═══ TEXTO EXTRAÍDO ═══

VAYSHLACH

Posted on novembro 25, 2015

VAYSHLACH

Sentindo o Medo

Uma parceria da Sinagoga Edmond J. Safra – Ipanema com o escritório do Rabino Jonathan Sacks (The Office of Rabbi Sacks)

Este é um dos episódios mais enigmáticos na Torá, mas também um dos mais importantes, porque foi o momento que deu ao povo judeu seu nome: Israel, aquele que “luta com D-s, com os homens e prevalece”.
Jacob, ao ouvir que seu irmão Esaú está vindo para encontrá-lo com um grupo de quatrocentos homens, ficou apavorado. Estava, diz a Torá, “muito atemorizado e angustiado”. Ele se preparou de três formas: pacificação, oração e para o caso de ocorrer uma guerra (Rashi para Gen. 32:9). Enviou a Esaú um abundante presente de gado e ovelhas, esperando assim agradá-lo. Ele orou a D-s: “Livra-me, eu vos peço, das mãos de meu irmão” (32:12). E ele se preparou para a guerra, dividindo a sua casa em dois campos, de forma que pelo menos um iria sobreviver.
Entretanto, ele continuou ansioso. Sozinho, durante a noite, ele lutou com um estranho até o romper da aurora. Não ficou claro quem era o estranho. O texto o chama de “um homem”. Oséias (12:4) chamou-o “um anjo”. Os sábios disseram que era o anjo da guarda de Esaú (1). O próprio Jacob parece estar certo de que ele encontrou o próprio D-s. Ele chama o lugar onde a luta aconteceu de Peniel, dizendo: “Eu vi D-s face a face e a minha vida foi poupada” (32:30).
Há muitas interpretações. Uma delas, porém, é particularmente fascinante, tanto em termos de estilo quanto de substância. Ela vem do neto de Rashi, o Rabino Shmuel ben Meir (Rashbam, França, c.1085-1158). Rashbam teve uma abordagem notavelmente original sobre o comentário bíblico (2). Ele sentiu que os sábios, atentos como estavam na leitura do texto em relação as suas ramificações haláchicas, muitas vezes não conseguiam penetrar ao que ele chamou Omek peshutô shel mikrá, o sentido literal do texto em sua plena profundidade. Rashbam sentiu que seu avô ocasionalmente tendia para uma interpretação baseada em midrashim, ao invés de fazer uma leitura “simples” do texto. Ele nos conta que muitas vezes debateu a questão com o próprio Rashi, que admitiu que, se tivesse tido tempo ele teria escrito mais comentários da Torá, à luz de novos insights sobre o sentido literal que ocorriam a ele “todos os dias”. Essa é uma visão fascinante sobre a mente de Rashi, o maior e mais famoso comentarista em toda a história da erudição rabínica.

═══ CONJUNTO DE DADOS ═══

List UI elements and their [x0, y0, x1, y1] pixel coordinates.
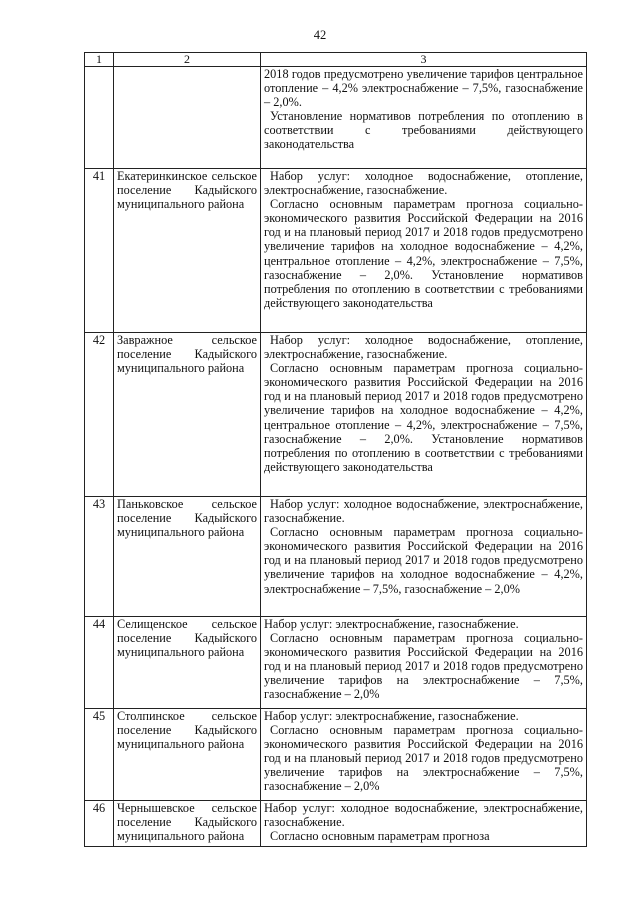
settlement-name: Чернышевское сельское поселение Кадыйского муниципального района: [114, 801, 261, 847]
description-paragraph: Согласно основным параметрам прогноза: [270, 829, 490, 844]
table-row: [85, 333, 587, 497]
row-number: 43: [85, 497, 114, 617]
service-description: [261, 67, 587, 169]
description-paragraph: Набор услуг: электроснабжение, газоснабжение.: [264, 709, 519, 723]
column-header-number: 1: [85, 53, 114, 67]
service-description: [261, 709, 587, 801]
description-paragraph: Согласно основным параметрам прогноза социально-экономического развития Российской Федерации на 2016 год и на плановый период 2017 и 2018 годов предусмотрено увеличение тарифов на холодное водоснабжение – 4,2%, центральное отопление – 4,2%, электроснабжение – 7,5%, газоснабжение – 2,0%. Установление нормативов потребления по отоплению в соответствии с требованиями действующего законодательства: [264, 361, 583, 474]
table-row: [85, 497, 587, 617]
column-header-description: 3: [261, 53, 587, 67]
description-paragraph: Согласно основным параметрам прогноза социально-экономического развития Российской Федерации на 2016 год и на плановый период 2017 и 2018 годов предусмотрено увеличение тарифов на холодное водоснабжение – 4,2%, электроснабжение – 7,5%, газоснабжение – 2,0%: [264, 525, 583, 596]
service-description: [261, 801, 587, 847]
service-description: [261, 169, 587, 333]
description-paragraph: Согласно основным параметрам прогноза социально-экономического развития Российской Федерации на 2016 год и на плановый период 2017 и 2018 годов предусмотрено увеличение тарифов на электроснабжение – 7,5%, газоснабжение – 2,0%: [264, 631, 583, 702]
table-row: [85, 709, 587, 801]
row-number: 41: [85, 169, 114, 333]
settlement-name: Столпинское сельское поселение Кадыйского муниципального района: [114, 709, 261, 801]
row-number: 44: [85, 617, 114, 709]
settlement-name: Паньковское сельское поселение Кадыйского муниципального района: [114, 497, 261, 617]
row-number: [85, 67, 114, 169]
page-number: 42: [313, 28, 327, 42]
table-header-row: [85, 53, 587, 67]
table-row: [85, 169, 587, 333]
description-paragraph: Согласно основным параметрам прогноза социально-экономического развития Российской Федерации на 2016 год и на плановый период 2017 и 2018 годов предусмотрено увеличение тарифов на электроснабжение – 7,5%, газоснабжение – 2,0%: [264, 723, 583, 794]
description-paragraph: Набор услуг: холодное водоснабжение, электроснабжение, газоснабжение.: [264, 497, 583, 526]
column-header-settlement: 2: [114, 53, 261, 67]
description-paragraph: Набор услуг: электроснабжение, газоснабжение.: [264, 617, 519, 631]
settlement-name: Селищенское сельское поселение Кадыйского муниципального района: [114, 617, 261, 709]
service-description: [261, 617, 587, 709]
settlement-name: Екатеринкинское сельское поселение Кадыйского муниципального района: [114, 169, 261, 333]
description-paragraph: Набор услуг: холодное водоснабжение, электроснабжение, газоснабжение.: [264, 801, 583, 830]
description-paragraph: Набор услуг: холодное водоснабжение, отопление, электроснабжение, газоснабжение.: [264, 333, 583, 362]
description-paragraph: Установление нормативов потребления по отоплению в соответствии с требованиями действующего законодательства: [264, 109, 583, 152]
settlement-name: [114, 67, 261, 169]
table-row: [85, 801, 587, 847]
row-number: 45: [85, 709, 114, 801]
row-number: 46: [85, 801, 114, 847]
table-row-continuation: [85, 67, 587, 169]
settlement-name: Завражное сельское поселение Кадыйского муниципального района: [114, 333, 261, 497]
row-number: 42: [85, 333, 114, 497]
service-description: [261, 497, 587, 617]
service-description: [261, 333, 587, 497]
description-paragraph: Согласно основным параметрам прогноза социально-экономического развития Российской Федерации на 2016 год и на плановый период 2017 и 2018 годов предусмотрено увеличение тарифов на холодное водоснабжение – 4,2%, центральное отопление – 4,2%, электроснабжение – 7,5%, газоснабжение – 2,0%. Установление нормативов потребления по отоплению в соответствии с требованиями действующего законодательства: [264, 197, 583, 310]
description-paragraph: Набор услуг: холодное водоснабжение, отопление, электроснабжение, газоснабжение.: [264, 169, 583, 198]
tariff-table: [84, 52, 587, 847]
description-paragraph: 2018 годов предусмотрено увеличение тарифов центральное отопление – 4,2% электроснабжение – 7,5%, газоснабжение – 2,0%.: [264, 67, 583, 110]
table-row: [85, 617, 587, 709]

═══

TAREFAS:
**a.** Segundo o texto sobre Vayshlach, de quem o Rabino Shmuel ben Meir era neto?
**b.** Transcreva fielmente o trecho do texto sobre Vayshlach que vai de "Uma parceria da" até "um iria sobreviver.", incluindo este último.
Os registros foram obtidos de outra fonte.

LISTA DE RESPOSTAS:
**a.** De Rashi.

**b.**
Uma parceria da Sinagoga Edmond J. Safra – Ipanema com o escritório do Rabino Jonathan Sacks (The Office of Rabbi Sacks)

Este é um dos episódios mais enigmáticos na Torá, mas também um dos mais importantes, porque foi o momento que deu ao povo judeu seu nome: Israel, aquele que “luta com D-s, com os homens e prevalece”.
Jacob, ao ouvir que seu irmão Esaú está vindo para encontrá-lo com um grupo de quatrocentos homens, ficou apavorado. Estava, diz a Torá, “muito atemorizado e angustiado”. Ele se preparou de três formas: pacificação, oração e para o caso de ocorrer uma guerra (Rashi para Gen. 32:9). Enviou a Esaú um abundante presente de gado e ovelhas, esperando assim agradá-lo. Ele orou a D-s: “Livra-me, eu vos peço, das mãos de meu irmão” (32:12). E ele se preparou para a guerra, dividindo a sua casa em dois campos, de forma que pelo menos um iria sobreviver.